#### EXCERPTED DATA
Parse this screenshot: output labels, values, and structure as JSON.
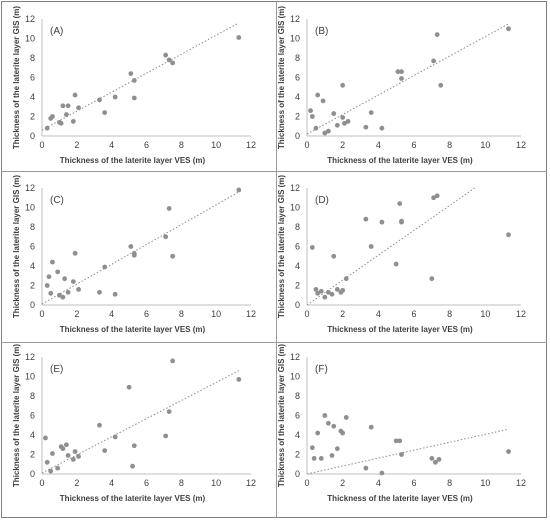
{
  "chart_data": [
    {
      "type": "scatter",
      "panel_label": "(A)",
      "xlabel": "Thickness of the laterite layer VES (m)",
      "ylabel": "Thickness of the laterite layer GIS (m)",
      "xlim": [
        0,
        12
      ],
      "ylim": [
        0,
        12
      ],
      "xticks": [
        "0",
        "2",
        "4",
        "6",
        "8",
        "10",
        "12"
      ],
      "yticks": [
        "0",
        "2",
        "4",
        "6",
        "8",
        "10",
        "12"
      ],
      "grid": false,
      "trendline": {
        "style": "dotted",
        "x": [
          0,
          11.3
        ],
        "y": [
          0.6,
          11.6
        ]
      },
      "x": [
        0.3,
        0.5,
        0.6,
        1.0,
        1.1,
        1.2,
        1.4,
        1.5,
        1.8,
        1.9,
        2.1,
        3.3,
        3.6,
        4.2,
        5.1,
        5.3,
        5.3,
        7.1,
        7.3,
        7.5,
        11.3
      ],
      "y": [
        0.8,
        1.8,
        2.0,
        1.4,
        1.3,
        3.1,
        2.2,
        3.1,
        1.5,
        4.2,
        2.9,
        3.7,
        2.4,
        4.0,
        6.4,
        5.7,
        3.9,
        8.3,
        7.8,
        7.5,
        10.1
      ]
    },
    {
      "type": "scatter",
      "panel_label": "(B)",
      "xlabel": "Thickness of the laterite layer VES (m)",
      "ylabel": "Thickness of the laterite layer GIS (m)",
      "xlim": [
        0,
        12
      ],
      "ylim": [
        0,
        12
      ],
      "xticks": [
        "0",
        "2",
        "4",
        "6",
        "8",
        "10",
        "12"
      ],
      "yticks": [
        "0",
        "2",
        "4",
        "6",
        "8",
        "10",
        "12"
      ],
      "grid": false,
      "trendline": {
        "style": "dotted",
        "x": [
          0,
          11.3
        ],
        "y": [
          0.2,
          11.5
        ]
      },
      "x": [
        0.2,
        0.3,
        0.5,
        0.6,
        0.9,
        1.0,
        1.2,
        1.5,
        1.7,
        2.0,
        2.0,
        2.1,
        2.3,
        3.3,
        3.6,
        4.2,
        5.1,
        5.3,
        5.3,
        7.1,
        7.3,
        7.5,
        11.3
      ],
      "y": [
        2.6,
        2.0,
        0.8,
        4.2,
        3.6,
        0.3,
        0.5,
        2.3,
        1.1,
        1.9,
        5.2,
        1.3,
        1.5,
        0.9,
        2.4,
        0.8,
        6.6,
        6.6,
        5.9,
        7.7,
        10.4,
        5.2,
        11.0
      ]
    },
    {
      "type": "scatter",
      "panel_label": "(C)",
      "xlabel": "Thickness of the laterite layer VES (m)",
      "ylabel": "Thickness of the laterite layer GIS (m)",
      "xlim": [
        0,
        12
      ],
      "ylim": [
        0,
        12
      ],
      "xticks": [
        "0",
        "2",
        "4",
        "6",
        "8",
        "10",
        "12"
      ],
      "yticks": [
        "0",
        "2",
        "4",
        "6",
        "8",
        "10",
        "12"
      ],
      "grid": false,
      "trendline": {
        "style": "dotted",
        "x": [
          0,
          11.3
        ],
        "y": [
          0.1,
          11.6
        ]
      },
      "x": [
        0.3,
        0.4,
        0.5,
        0.6,
        0.9,
        1.0,
        1.2,
        1.3,
        1.5,
        1.8,
        1.9,
        2.1,
        3.3,
        3.6,
        4.2,
        5.1,
        5.3,
        5.3,
        7.1,
        7.3,
        7.5,
        11.3
      ],
      "y": [
        2.0,
        2.9,
        1.2,
        4.4,
        3.4,
        1.0,
        0.8,
        2.7,
        1.3,
        2.4,
        5.3,
        1.6,
        1.3,
        3.9,
        1.1,
        6.0,
        5.3,
        5.1,
        7.0,
        9.9,
        5.0,
        11.8
      ]
    },
    {
      "type": "scatter",
      "panel_label": "(D)",
      "xlabel": "Thickness of the laterite layer VES (m)",
      "ylabel": "Thickness of the laterite layer GIS (m)",
      "xlim": [
        0,
        12
      ],
      "ylim": [
        0,
        12
      ],
      "xticks": [
        "0",
        "2",
        "4",
        "6",
        "8",
        "10",
        "12"
      ],
      "yticks": [
        "0",
        "2",
        "4",
        "6",
        "8",
        "10",
        "12"
      ],
      "grid": false,
      "trendline": {
        "style": "dotted",
        "x": [
          0,
          9.4
        ],
        "y": [
          0,
          12
        ]
      },
      "x": [
        0.3,
        0.5,
        0.6,
        0.8,
        1.0,
        1.2,
        1.4,
        1.5,
        1.7,
        1.9,
        2.0,
        2.2,
        3.3,
        3.6,
        4.2,
        5.0,
        5.2,
        5.3,
        5.3,
        7.0,
        7.1,
        7.3,
        11.3
      ],
      "y": [
        5.9,
        1.6,
        1.2,
        1.4,
        0.8,
        1.3,
        1.1,
        5.0,
        1.6,
        1.3,
        1.5,
        2.7,
        8.8,
        6.0,
        8.5,
        4.2,
        10.4,
        8.5,
        8.6,
        2.7,
        11.0,
        11.2,
        7.2
      ]
    },
    {
      "type": "scatter",
      "panel_label": "(E)",
      "xlabel": "Thickness of the laterite layer VES (m)",
      "ylabel": "Thickness of the laterite layer GIS (m)",
      "xlim": [
        0,
        12
      ],
      "ylim": [
        0,
        12
      ],
      "xticks": [
        "0",
        "2",
        "4",
        "6",
        "8",
        "10",
        "12"
      ],
      "yticks": [
        "0",
        "2",
        "4",
        "6",
        "8",
        "10",
        "12"
      ],
      "grid": false,
      "trendline": {
        "style": "dotted",
        "x": [
          0,
          11.3
        ],
        "y": [
          0.1,
          10.6
        ]
      },
      "x": [
        0.2,
        0.3,
        0.5,
        0.6,
        0.9,
        1.1,
        1.2,
        1.4,
        1.5,
        1.8,
        1.9,
        2.1,
        3.3,
        3.6,
        4.2,
        5.0,
        5.2,
        5.3,
        7.1,
        7.3,
        7.5,
        11.3
      ],
      "y": [
        3.7,
        1.2,
        0.3,
        2.1,
        0.6,
        2.8,
        2.6,
        3.0,
        1.9,
        1.5,
        2.3,
        1.8,
        5.0,
        2.4,
        3.8,
        8.9,
        0.8,
        2.9,
        3.9,
        6.4,
        11.6,
        9.7
      ]
    },
    {
      "type": "scatter",
      "panel_label": "(F)",
      "xlabel": "Thickness of the laterite layer VES (m)",
      "ylabel": "Thickness of the laterite layer GIS (m)",
      "xlim": [
        0,
        12
      ],
      "ylim": [
        0,
        12
      ],
      "xticks": [
        "0",
        "2",
        "4",
        "6",
        "8",
        "10",
        "12"
      ],
      "yticks": [
        "0",
        "2",
        "4",
        "6",
        "8",
        "10",
        "12"
      ],
      "grid": false,
      "trendline": {
        "style": "dotted",
        "x": [
          0,
          11.3
        ],
        "y": [
          0,
          4.6
        ]
      },
      "x": [
        0.3,
        0.4,
        0.6,
        0.8,
        1.0,
        1.2,
        1.4,
        1.5,
        1.7,
        1.9,
        2.0,
        2.2,
        3.3,
        3.6,
        4.2,
        5.0,
        5.2,
        5.3,
        7.0,
        7.2,
        7.4,
        11.3
      ],
      "y": [
        2.7,
        1.6,
        4.2,
        1.6,
        6.0,
        5.2,
        1.9,
        4.9,
        2.6,
        4.4,
        4.2,
        5.8,
        0.6,
        4.8,
        0.1,
        3.4,
        3.4,
        2.0,
        1.6,
        1.2,
        1.5,
        2.3
      ]
    }
  ]
}
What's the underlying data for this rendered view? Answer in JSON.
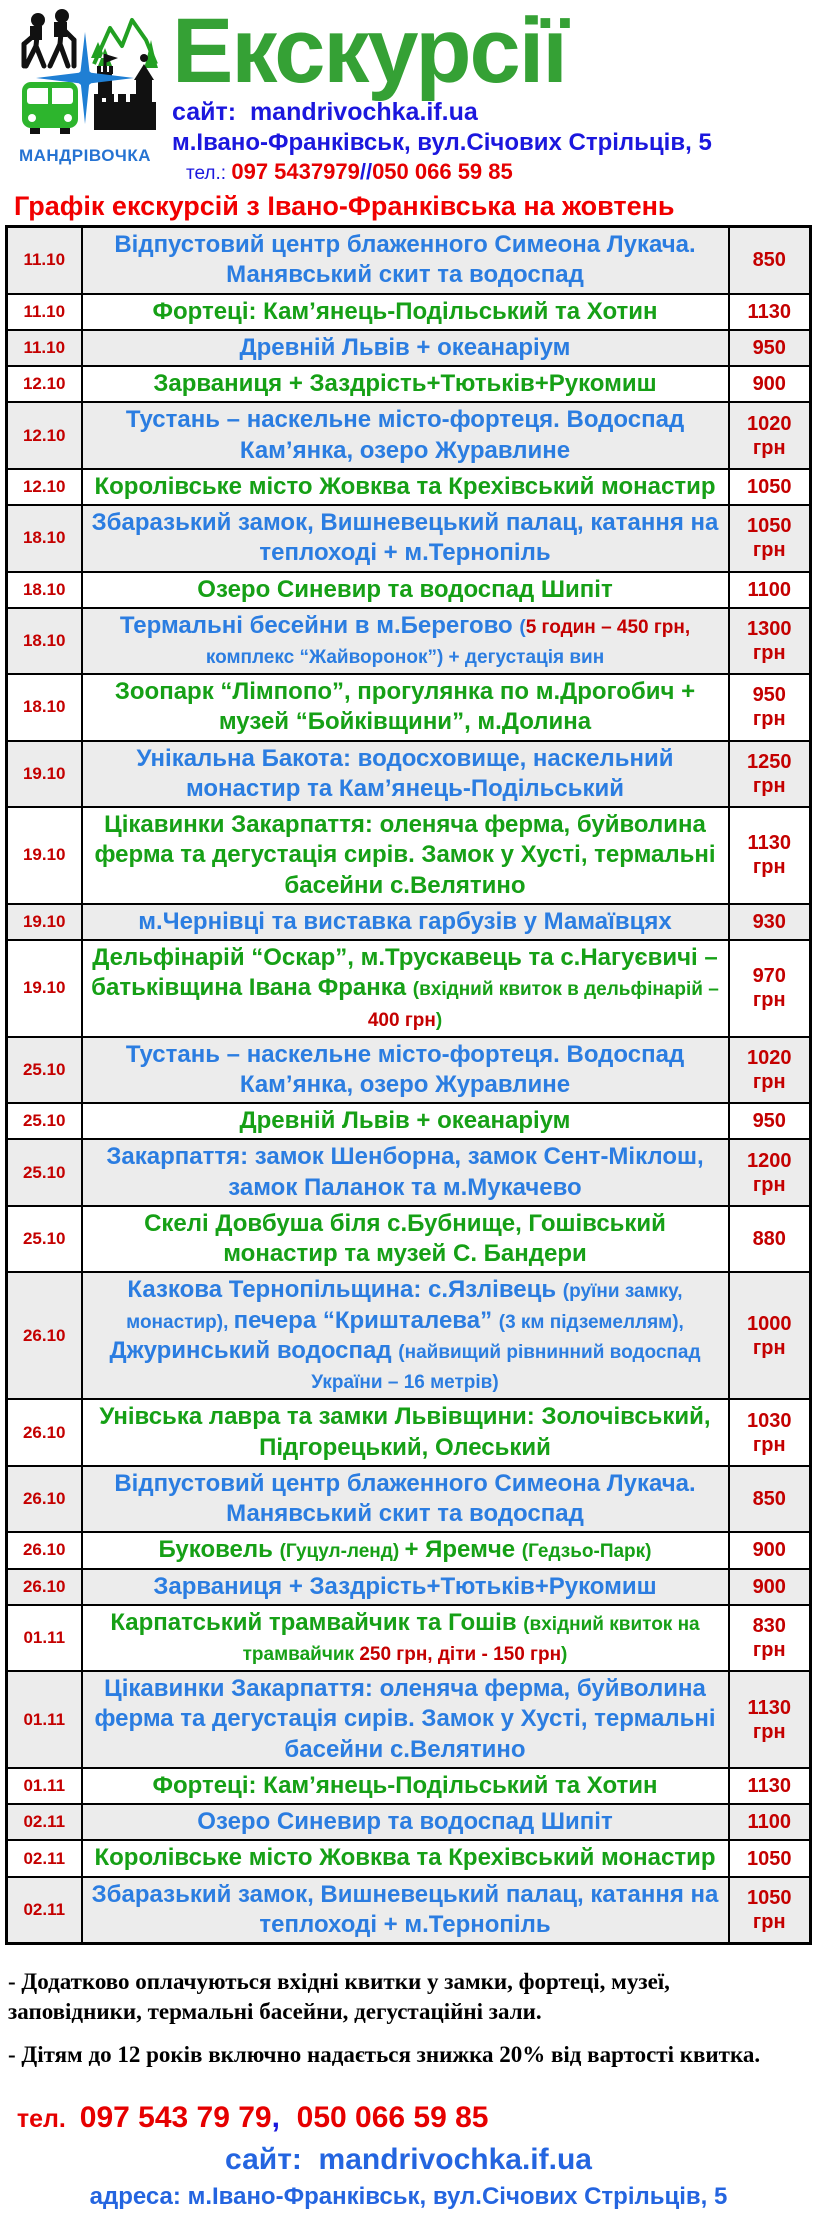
{
  "header": {
    "brand": "МАНДРІВОЧКА",
    "title": "Екскурсії",
    "site_line": "сайт:  mandrivochka.if.ua",
    "address_line": "м.Івано-Франківськ, вул.Січових Стрільців, 5",
    "tel_label": "тел.: ",
    "tel1": "097 5437979",
    "tel_sep": "//",
    "tel2": "050 066 59 85"
  },
  "table": {
    "heading": "Графік екскурсій з Івано-Франківська на жовтень",
    "rows": [
      {
        "date": "11.10",
        "color": "blue",
        "price": "850",
        "currency": "",
        "segments": [
          {
            "t": "Відпустовий центр блаженного Симеона Лукача. Манявський скит та водоспад"
          }
        ]
      },
      {
        "date": "11.10",
        "color": "green",
        "price": "1130",
        "currency": "",
        "segments": [
          {
            "t": "Фортеці: Кам’янець-Подільський та Хотин"
          }
        ]
      },
      {
        "date": "11.10",
        "color": "blue",
        "price": "950",
        "currency": "",
        "segments": [
          {
            "t": "Древній Львів + океанаріум"
          }
        ]
      },
      {
        "date": "12.10",
        "color": "green",
        "price": "900",
        "currency": "",
        "segments": [
          {
            "t": "Зарваниця + Заздрість+Тютьків+Рукомиш"
          }
        ]
      },
      {
        "date": "12.10",
        "color": "blue",
        "price": "1020",
        "currency": "грн",
        "segments": [
          {
            "t": "Тустань – наскельне місто-фортеця. Водоспад Кам’янка, озеро Журавлине"
          }
        ]
      },
      {
        "date": "12.10",
        "color": "green",
        "price": "1050",
        "currency": "",
        "segments": [
          {
            "t": "Королівське місто Жовква та Крехівський монастир"
          }
        ]
      },
      {
        "date": "18.10",
        "color": "blue",
        "price": "1050",
        "currency": "грн",
        "segments": [
          {
            "t": "Збаразький замок, Вишневецький палац, катання на теплоході + м.Тернопіль"
          }
        ]
      },
      {
        "date": "18.10",
        "color": "green",
        "price": "1100",
        "currency": "",
        "segments": [
          {
            "t": "Озеро Синевир та водоспад Шипіт"
          }
        ]
      },
      {
        "date": "18.10",
        "color": "blue",
        "price": "1300",
        "currency": "грн",
        "segments": [
          {
            "t": "Термальні бесейни в м.Берегово "
          },
          {
            "t": "(",
            "small": true
          },
          {
            "t": "5 годин – 450 грн,",
            "small": true,
            "red": true
          },
          {
            "t": " комплекс “Жайворонок”) + дегустація вин",
            "small": true
          }
        ]
      },
      {
        "date": "18.10",
        "color": "green",
        "price": "950",
        "currency": "грн",
        "segments": [
          {
            "t": "Зоопарк “Лімпопо”, прогулянка по м.Дрогобич + музей “Бойківщини”, м.Долина"
          }
        ]
      },
      {
        "date": "19.10",
        "color": "blue",
        "price": "1250",
        "currency": "грн",
        "segments": [
          {
            "t": "Унікальна Бакота: водосховище, наскельний монастир та Кам’янець-Подільський"
          }
        ]
      },
      {
        "date": "19.10",
        "color": "green",
        "price": "1130",
        "currency": "грн",
        "segments": [
          {
            "t": "Цікавинки Закарпаття: оленяча ферма, буйволина ферма та дегустація сирів. Замок у Хусті, термальні басейни с.Велятино"
          }
        ]
      },
      {
        "date": "19.10",
        "color": "blue",
        "price": "930",
        "currency": "",
        "segments": [
          {
            "t": "м.Чернівці та виставка гарбузів у Мамаївцях"
          }
        ]
      },
      {
        "date": "19.10",
        "color": "green",
        "price": "970",
        "currency": "грн",
        "segments": [
          {
            "t": "Дельфінарій “Оскар”, м.Трускавець та с.Нагуєвичі – батьківщина Івана Франка "
          },
          {
            "t": "(вхідний квиток в дельфінарій – ",
            "small": true
          },
          {
            "t": "400 грн",
            "small": true,
            "red": true
          },
          {
            "t": ")",
            "small": true
          }
        ]
      },
      {
        "date": "25.10",
        "color": "blue",
        "price": "1020",
        "currency": "грн",
        "segments": [
          {
            "t": "Тустань – наскельне місто-фортеця. Водоспад Кам’янка, озеро Журавлине"
          }
        ]
      },
      {
        "date": "25.10",
        "color": "green",
        "price": "950",
        "currency": "",
        "segments": [
          {
            "t": "Древній Львів + океанаріум"
          }
        ]
      },
      {
        "date": "25.10",
        "color": "blue",
        "price": "1200",
        "currency": "грн",
        "segments": [
          {
            "t": "Закарпаття: замок Шенборна, замок Сент-Міклош, замок Паланок та м.Мукачево"
          }
        ]
      },
      {
        "date": "25.10",
        "color": "green",
        "price": "880",
        "currency": "",
        "segments": [
          {
            "t": "Скелі Довбуша біля с.Бубнище, Гошівський монастир та музей С. Бандери"
          }
        ]
      },
      {
        "date": "26.10",
        "color": "blue",
        "price": "1000",
        "currency": "грн",
        "segments": [
          {
            "t": "Казкова Тернопільщина: с.Язлівець "
          },
          {
            "t": "(руїни замку, монастир), ",
            "small": true
          },
          {
            "t": "печера “Кришталева” "
          },
          {
            "t": "(3 км підземеллям), ",
            "small": true
          },
          {
            "t": "Джуринський водоспад "
          },
          {
            "t": "(найвищий рівнинний водоспад України – 16 метрів)",
            "small": true
          }
        ]
      },
      {
        "date": "26.10",
        "color": "green",
        "price": "1030",
        "currency": "грн",
        "segments": [
          {
            "t": "Унівська лавра та замки Львівщини: Золочівський, Підгорецький, Олеський"
          }
        ]
      },
      {
        "date": "26.10",
        "color": "blue",
        "price": "850",
        "currency": "",
        "segments": [
          {
            "t": "Відпустовий центр блаженного Симеона Лукача. Манявський скит та водоспад"
          }
        ]
      },
      {
        "date": "26.10",
        "color": "green",
        "price": "900",
        "currency": "",
        "segments": [
          {
            "t": "Буковель "
          },
          {
            "t": "(Гуцул-ленд) ",
            "small": true
          },
          {
            "t": "+ Яремче "
          },
          {
            "t": "(Гедзьо-Парк)",
            "small": true
          }
        ]
      },
      {
        "date": "26.10",
        "color": "blue",
        "price": "900",
        "currency": "",
        "segments": [
          {
            "t": "Зарваниця + Заздрість+Тютьків+Рукомиш"
          }
        ]
      },
      {
        "date": "01.11",
        "color": "green",
        "price": "830",
        "currency": "грн",
        "segments": [
          {
            "t": "Карпатський трамвайчик та Гошів "
          },
          {
            "t": "(вхідний квиток на трамвайчик ",
            "small": true
          },
          {
            "t": "250 грн, діти - 150 грн",
            "small": true,
            "red": true
          },
          {
            "t": ")",
            "small": true
          }
        ]
      },
      {
        "date": "01.11",
        "color": "blue",
        "price": "1130",
        "currency": "грн",
        "segments": [
          {
            "t": "Цікавинки Закарпаття: оленяча ферма, буйволина ферма та дегустація сирів. Замок у Хусті, термальні басейни с.Велятино"
          }
        ]
      },
      {
        "date": "01.11",
        "color": "green",
        "price": "1130",
        "currency": "",
        "segments": [
          {
            "t": "Фортеці: Кам’янець-Подільський та Хотин"
          }
        ]
      },
      {
        "date": "02.11",
        "color": "blue",
        "price": "1100",
        "currency": "",
        "segments": [
          {
            "t": "Озеро Синевир та водоспад Шипіт"
          }
        ]
      },
      {
        "date": "02.11",
        "color": "green",
        "price": "1050",
        "currency": "",
        "segments": [
          {
            "t": "Королівське місто Жовква та Крехівський монастир"
          }
        ]
      },
      {
        "date": "02.11",
        "color": "blue",
        "price": "1050",
        "currency": "грн",
        "segments": [
          {
            "t": "Збаразький замок, Вишневецький палац, катання на теплоході + м.Тернопіль"
          }
        ]
      }
    ]
  },
  "footer": {
    "note1": "- Додатково оплачуються вхідні квитки у замки, фортеці, музеї, заповідники, термальні басейни, дегустаційні зали.",
    "note2": "- Дітям до 12 років включно надається знижка 20% від вартості квитка.",
    "tel_label": "тел.  ",
    "tel1": "097 543 79 79",
    "tel_sep": ",  ",
    "tel2": "050 066 59 85",
    "site_line": "сайт:  mandrivochka.if.ua",
    "address_line": "адреса: м.Івано-Франківськ, вул.Січових Стрільців, 5"
  },
  "colors": {
    "tour_blue": "#2b7de1",
    "tour_green": "#16a016",
    "date_price_red": "#c40000",
    "heading_red": "#f10000",
    "header_deep_blue": "#1b17de",
    "footer_blue": "#2465e0",
    "phone_red": "#e60000",
    "title_green": "#35a135",
    "logo_blue": "#1f7fd4",
    "row_alt_gray": "#ececec"
  },
  "icons": {
    "logo": [
      "hikers-icon",
      "mountains-icon",
      "bus-icon",
      "castle-icon",
      "compass-cross-icon"
    ]
  }
}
########
§ TASK DIRECTIONS
Extract each line holding the string "Стрільців".

§ EXPECTED OUTPUT
    "address_line": "м.Івано-Франківськ, вул.Січових Стрільців, 5",
    "address_line": "адреса: м.Івано-Франківськ, вул.Січових Стрільців, 5"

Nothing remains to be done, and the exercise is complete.